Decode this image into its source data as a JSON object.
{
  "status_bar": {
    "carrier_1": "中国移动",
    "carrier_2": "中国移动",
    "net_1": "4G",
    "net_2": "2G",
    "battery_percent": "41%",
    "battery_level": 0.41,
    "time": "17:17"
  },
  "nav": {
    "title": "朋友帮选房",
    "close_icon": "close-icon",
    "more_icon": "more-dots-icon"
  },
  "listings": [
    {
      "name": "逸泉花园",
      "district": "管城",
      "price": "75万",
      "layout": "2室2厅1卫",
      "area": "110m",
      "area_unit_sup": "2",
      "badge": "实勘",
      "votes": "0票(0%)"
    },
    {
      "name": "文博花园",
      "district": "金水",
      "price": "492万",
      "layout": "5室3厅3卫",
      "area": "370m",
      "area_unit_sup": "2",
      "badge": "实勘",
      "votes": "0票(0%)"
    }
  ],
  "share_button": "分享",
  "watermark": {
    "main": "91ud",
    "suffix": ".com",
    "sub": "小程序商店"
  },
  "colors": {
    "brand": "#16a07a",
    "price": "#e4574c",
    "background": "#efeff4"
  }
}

CHALLENGE: Copy out the material above in its entirety. Every detail must match.

TASK RESPONSE:
Decode this image into its source data as a JSON object.
{
  "status_bar": {
    "carrier_1": "中国移动",
    "carrier_2": "中国移动",
    "net_1": "4G",
    "net_2": "2G",
    "battery_percent": "41%",
    "battery_level": 0.41,
    "time": "17:17"
  },
  "nav": {
    "title": "朋友帮选房",
    "close_icon": "close-icon",
    "more_icon": "more-dots-icon"
  },
  "listings": [
    {
      "name": "逸泉花园",
      "district": "管城",
      "price": "75万",
      "layout": "2室2厅1卫",
      "area": "110m",
      "area_unit_sup": "2",
      "badge": "实勘",
      "votes": "0票(0%)"
    },
    {
      "name": "文博花园",
      "district": "金水",
      "price": "492万",
      "layout": "5室3厅3卫",
      "area": "370m",
      "area_unit_sup": "2",
      "badge": "实勘",
      "votes": "0票(0%)"
    }
  ],
  "share_button": "分享",
  "watermark": {
    "main": "91ud",
    "suffix": ".com",
    "sub": "小程序商店"
  },
  "colors": {
    "brand": "#16a07a",
    "price": "#e4574c",
    "background": "#efeff4"
  }
}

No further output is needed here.